◆ Exercise goal ◆
Make an exact copy of all the entries, with the pictures left out.

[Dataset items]
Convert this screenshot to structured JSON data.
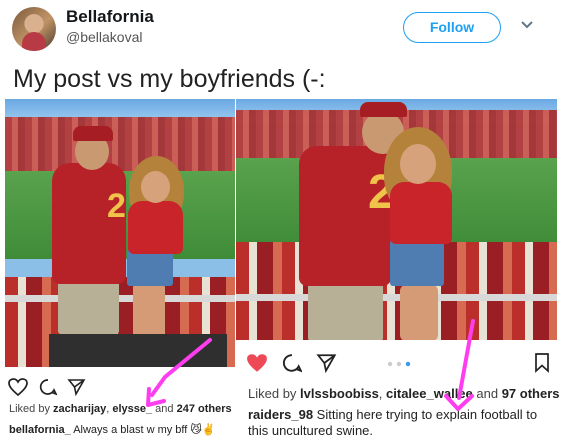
{
  "user": {
    "display_name": "Bellafornia",
    "handle": "@bellakoval"
  },
  "follow_label": "Follow",
  "tweet_text": "My post vs my boyfriends (-:",
  "left_photo": {
    "jersey_number": "2",
    "liked_prefix": "Liked by ",
    "liked_user": "zacharijay",
    "liked_sep": ", ",
    "liked_user2": "elysse_",
    "liked_suffix": " and ",
    "liked_count": "247 others",
    "caption_user": "bellafornia_",
    "caption_text": " Always a blast w my bff 😼✌️"
  },
  "right_photo": {
    "jersey_number": "2",
    "liked_prefix": "Liked by ",
    "liked_user": "lvlssboobiss",
    "liked_sep": ", ",
    "liked_user2": "citalee_wallee",
    "liked_suffix": " and ",
    "liked_count": "97 others",
    "caption_user": "raiders_98",
    "caption_text": " Sitting here trying to explain football to this uncultured swine."
  },
  "colors": {
    "twitter_blue": "#1da1f2",
    "heart_red": "#ed4956",
    "arrow_magenta": "#ff3df0"
  }
}
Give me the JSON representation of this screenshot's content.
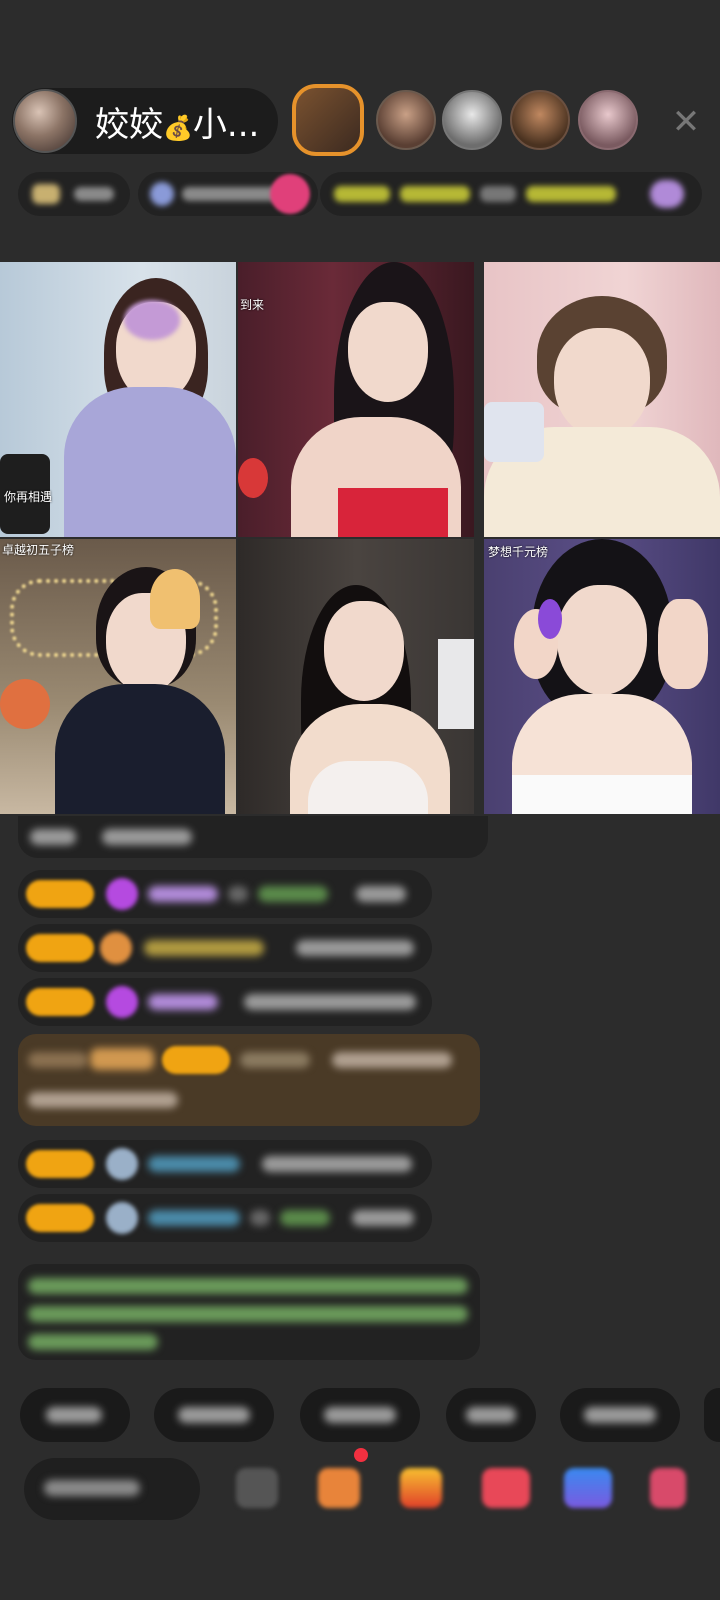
{
  "header": {
    "host_name": "姣姣",
    "host_name_suffix": "小...",
    "money_bag_icon": "money-bag-icon",
    "close_icon": "close-icon"
  },
  "grid": {
    "cells": [
      {
        "label": "你再相遇"
      },
      {
        "label": "到来"
      },
      {
        "label": ""
      },
      {
        "label": "卓越初五子榜"
      },
      {
        "label": ""
      },
      {
        "label": "梦想千元榜"
      }
    ]
  },
  "colors": {
    "background": "#2c2c2c",
    "badge": "#f0a412",
    "accent_orange": "#e6922b"
  }
}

◆ Answer to this task ◆
Convert this screenshot to structured JSON data.
{
  "user": {
    "display_name": "Bellafornia",
    "handle": "@bellakoval"
  },
  "follow_label": "Follow",
  "tweet_text": "My post vs my boyfriends (-:",
  "left_photo": {
    "jersey_number": "2",
    "liked_prefix": "Liked by ",
    "liked_user": "zacharijay",
    "liked_sep": ", ",
    "liked_user2": "elysse_",
    "liked_suffix": " and ",
    "liked_count": "247 others",
    "caption_user": "bellafornia_",
    "caption_text": " Always a blast w my bff 😼✌️"
  },
  "right_photo": {
    "jersey_number": "2",
    "liked_prefix": "Liked by ",
    "liked_user": "lvlssboobiss",
    "liked_sep": ", ",
    "liked_user2": "citalee_wallee",
    "liked_suffix": " and ",
    "liked_count": "97 others",
    "caption_user": "raiders_98",
    "caption_text": " Sitting here trying to explain football to this uncultured swine."
  },
  "colors": {
    "twitter_blue": "#1da1f2",
    "heart_red": "#ed4956",
    "arrow_magenta": "#ff3df0"
  }
}
Give me the JSON representation of this screenshot's content.
{
  "header": {
    "host_name": "姣姣",
    "host_name_suffix": "小...",
    "money_bag_icon": "money-bag-icon",
    "close_icon": "close-icon"
  },
  "grid": {
    "cells": [
      {
        "label": "你再相遇"
      },
      {
        "label": "到来"
      },
      {
        "label": ""
      },
      {
        "label": "卓越初五子榜"
      },
      {
        "label": ""
      },
      {
        "label": "梦想千元榜"
      }
    ]
  },
  "colors": {
    "background": "#2c2c2c",
    "badge": "#f0a412",
    "accent_orange": "#e6922b"
  }
}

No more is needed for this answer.